# Stored items from a collection
- - - - -
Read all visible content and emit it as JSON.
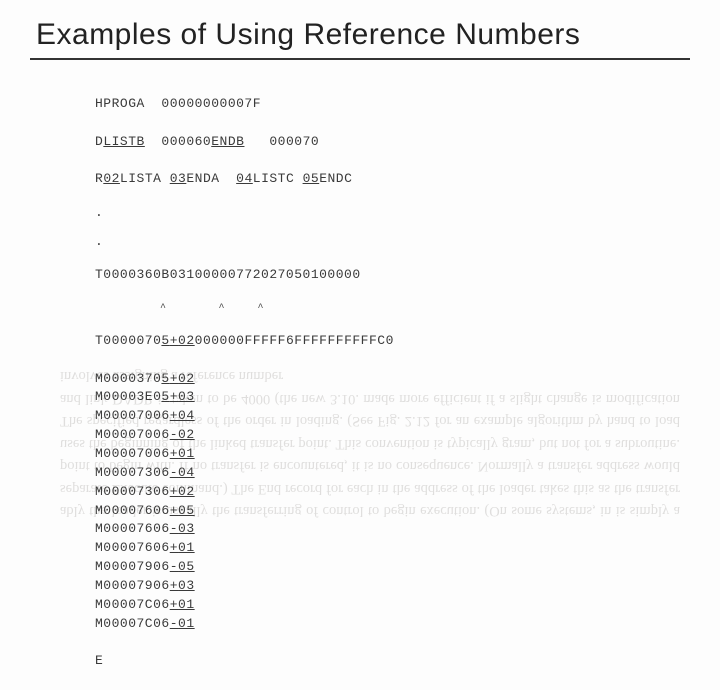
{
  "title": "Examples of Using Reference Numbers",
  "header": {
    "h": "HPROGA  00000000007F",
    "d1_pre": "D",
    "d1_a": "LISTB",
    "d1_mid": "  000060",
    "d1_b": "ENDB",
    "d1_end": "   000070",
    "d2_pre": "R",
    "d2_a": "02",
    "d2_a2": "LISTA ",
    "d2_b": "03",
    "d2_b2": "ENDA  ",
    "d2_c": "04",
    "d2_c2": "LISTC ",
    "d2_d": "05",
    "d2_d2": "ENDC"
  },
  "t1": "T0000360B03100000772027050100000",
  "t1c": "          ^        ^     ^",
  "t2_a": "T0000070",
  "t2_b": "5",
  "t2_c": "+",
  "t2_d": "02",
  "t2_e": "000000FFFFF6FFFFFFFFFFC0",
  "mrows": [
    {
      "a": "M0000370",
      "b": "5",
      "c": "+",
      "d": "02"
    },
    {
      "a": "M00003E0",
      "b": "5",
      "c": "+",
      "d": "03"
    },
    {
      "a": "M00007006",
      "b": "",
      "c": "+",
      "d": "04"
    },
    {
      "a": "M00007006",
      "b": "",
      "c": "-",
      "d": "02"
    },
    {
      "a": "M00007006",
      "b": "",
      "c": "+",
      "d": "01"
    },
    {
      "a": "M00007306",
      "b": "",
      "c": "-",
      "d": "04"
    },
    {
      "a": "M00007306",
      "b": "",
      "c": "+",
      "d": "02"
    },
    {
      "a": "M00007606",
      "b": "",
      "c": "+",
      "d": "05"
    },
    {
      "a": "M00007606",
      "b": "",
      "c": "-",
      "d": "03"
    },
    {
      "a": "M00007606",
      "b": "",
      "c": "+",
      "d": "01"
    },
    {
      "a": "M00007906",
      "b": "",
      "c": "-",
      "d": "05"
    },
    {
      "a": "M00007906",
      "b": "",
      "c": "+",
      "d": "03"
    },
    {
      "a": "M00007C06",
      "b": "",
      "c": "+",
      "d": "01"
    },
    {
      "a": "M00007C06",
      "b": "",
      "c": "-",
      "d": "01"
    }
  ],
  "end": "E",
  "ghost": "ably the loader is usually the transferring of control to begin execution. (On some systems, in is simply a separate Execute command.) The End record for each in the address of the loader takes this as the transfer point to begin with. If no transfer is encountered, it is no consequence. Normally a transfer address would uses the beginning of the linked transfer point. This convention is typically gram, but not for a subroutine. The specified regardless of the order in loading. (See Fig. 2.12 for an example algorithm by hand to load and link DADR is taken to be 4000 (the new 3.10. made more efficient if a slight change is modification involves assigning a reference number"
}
- - - - -
# The request
Produce an exact copy of each line of data, skipping embedded images.

# Exercise output
Read all visible content and emit it as JSON.
{
  "title": "Examples of Using Reference Numbers",
  "header": {
    "h": "HPROGA  00000000007F",
    "d1_pre": "D",
    "d1_a": "LISTB",
    "d1_mid": "  000060",
    "d1_b": "ENDB",
    "d1_end": "   000070",
    "d2_pre": "R",
    "d2_a": "02",
    "d2_a2": "LISTA ",
    "d2_b": "03",
    "d2_b2": "ENDA  ",
    "d2_c": "04",
    "d2_c2": "LISTC ",
    "d2_d": "05",
    "d2_d2": "ENDC"
  },
  "t1": "T0000360B03100000772027050100000",
  "t1c": "          ^        ^     ^",
  "t2_a": "T0000070",
  "t2_b": "5",
  "t2_c": "+",
  "t2_d": "02",
  "t2_e": "000000FFFFF6FFFFFFFFFFC0",
  "mrows": [
    {
      "a": "M0000370",
      "b": "5",
      "c": "+",
      "d": "02"
    },
    {
      "a": "M00003E0",
      "b": "5",
      "c": "+",
      "d": "03"
    },
    {
      "a": "M00007006",
      "b": "",
      "c": "+",
      "d": "04"
    },
    {
      "a": "M00007006",
      "b": "",
      "c": "-",
      "d": "02"
    },
    {
      "a": "M00007006",
      "b": "",
      "c": "+",
      "d": "01"
    },
    {
      "a": "M00007306",
      "b": "",
      "c": "-",
      "d": "04"
    },
    {
      "a": "M00007306",
      "b": "",
      "c": "+",
      "d": "02"
    },
    {
      "a": "M00007606",
      "b": "",
      "c": "+",
      "d": "05"
    },
    {
      "a": "M00007606",
      "b": "",
      "c": "-",
      "d": "03"
    },
    {
      "a": "M00007606",
      "b": "",
      "c": "+",
      "d": "01"
    },
    {
      "a": "M00007906",
      "b": "",
      "c": "-",
      "d": "05"
    },
    {
      "a": "M00007906",
      "b": "",
      "c": "+",
      "d": "03"
    },
    {
      "a": "M00007C06",
      "b": "",
      "c": "+",
      "d": "01"
    },
    {
      "a": "M00007C06",
      "b": "",
      "c": "-",
      "d": "01"
    }
  ],
  "end": "E",
  "ghost": "ably the loader is usually the transferring of control to begin execution. (On some systems, in is simply a separate Execute command.) The End record for each in the address of the loader takes this as the transfer point to begin with. If no transfer is encountered, it is no consequence. Normally a transfer address would uses the beginning of the linked transfer point. This convention is typically gram, but not for a subroutine. The specified regardless of the order in loading. (See Fig. 2.12 for an example algorithm by hand to load and link DADR is taken to be 4000 (the new 3.10. made more efficient if a slight change is modification involves assigning a reference number"
}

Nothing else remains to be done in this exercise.